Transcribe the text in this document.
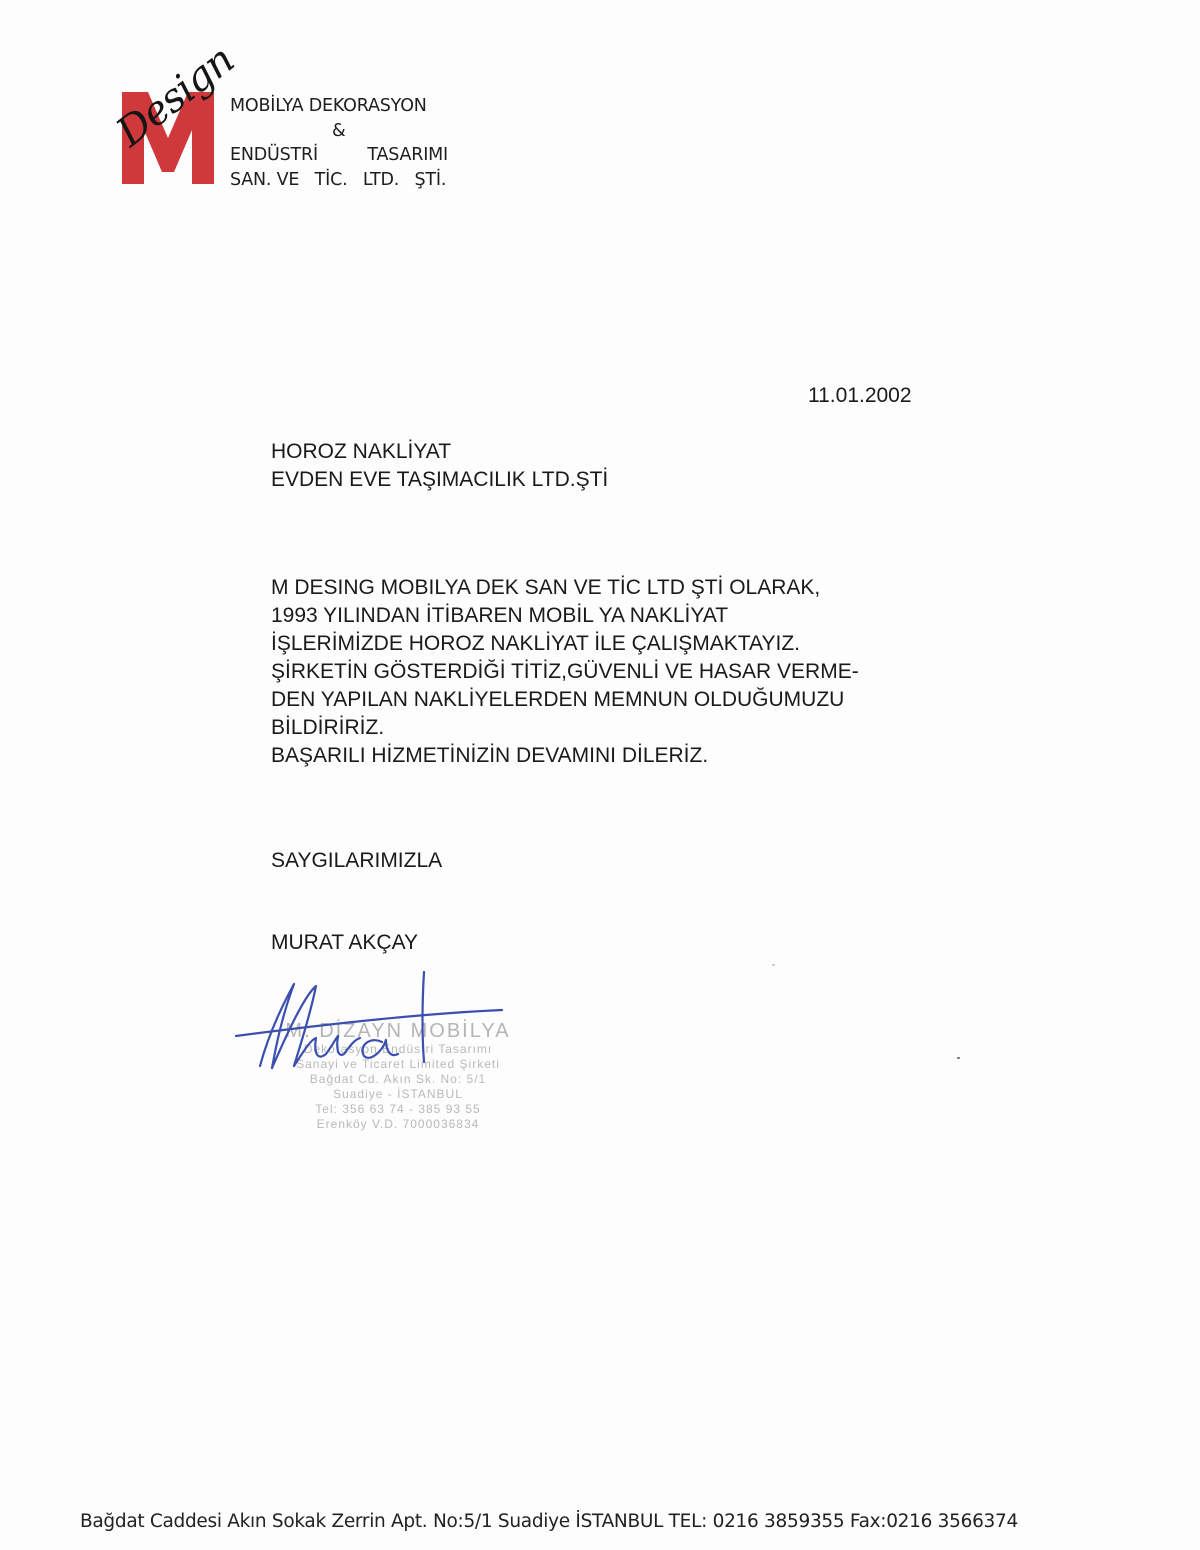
Design
MOBİLYA DEKORASYON
&
ENDÜSTRİ	TASARIMI
SAN. VE TİC. LTD. ŞTİ.
11.01.2002
HOROZ NAKLİYAT
EVDEN EVE TAŞIMACILIK LTD.ŞTİ
M DESING MOBILYA DEK SAN VE TİC LTD ŞTİ OLARAK,
1993 YILINDAN İTİBAREN MOBİL YA NAKLİYAT
İŞLERİMİZDE HOROZ NAKLİYAT İLE ÇALIŞMAKTAYIZ.
ŞİRKETİN GÖSTERDİĞİ TİTİZ,GÜVENLİ VE HASAR VERME-
DEN YAPILAN NAKLİYELERDEN MEMNUN OLDUĞUMUZU
BİLDİRİRİZ.
BAŞARILI HİZMETİNİZİN DEVAMINI DİLERİZ.
SAYGILARIMIZLA
MURAT AKÇAY
M. DİZAYN MOBİLYA
Dekorasyon Endüstri Tasarımı
Sanayi ve Ticaret Limited Şirketi
Bağdat Cd. Akın Sk. No: 5/1
Suadiye - İSTANBUL
Tel: 356 63 74 - 385 93 55
Erenköy V.D. 7000036834
Bağdat Caddesi Akın Sokak Zerrin Apt. No:5/1 Suadiye İSTANBUL TEL: 0216 3859355 Fax:0216 3566374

#####

__WHAT THE TASK ASKS__:
Make a verbatim copy of all the entries and strip out the pictures.

__EXERCISE RESPONSE__:
Transcribe the text in this document.
Design
MOBİLYA DEKORASYON
&
ENDÜSTRİ	TASARIMI
SAN. VE TİC. LTD. ŞTİ.
11.01.2002
HOROZ NAKLİYAT
EVDEN EVE TAŞIMACILIK LTD.ŞTİ
M DESING MOBILYA DEK SAN VE TİC LTD ŞTİ OLARAK,
1993 YILINDAN İTİBAREN MOBİL YA NAKLİYAT
İŞLERİMİZDE HOROZ NAKLİYAT İLE ÇALIŞMAKTAYIZ.
ŞİRKETİN GÖSTERDİĞİ TİTİZ,GÜVENLİ VE HASAR VERME-
DEN YAPILAN NAKLİYELERDEN MEMNUN OLDUĞUMUZU
BİLDİRİRİZ.
BAŞARILI HİZMETİNİZİN DEVAMINI DİLERİZ.
SAYGILARIMIZLA
MURAT AKÇAY
M. DİZAYN MOBİLYA
Dekorasyon Endüstri Tasarımı
Sanayi ve Ticaret Limited Şirketi
Bağdat Cd. Akın Sk. No: 5/1
Suadiye - İSTANBUL
Tel: 356 63 74 - 385 93 55
Erenköy V.D. 7000036834
Bağdat Caddesi Akın Sokak Zerrin Apt. No:5/1 Suadiye İSTANBUL TEL: 0216 3859355 Fax:0216 3566374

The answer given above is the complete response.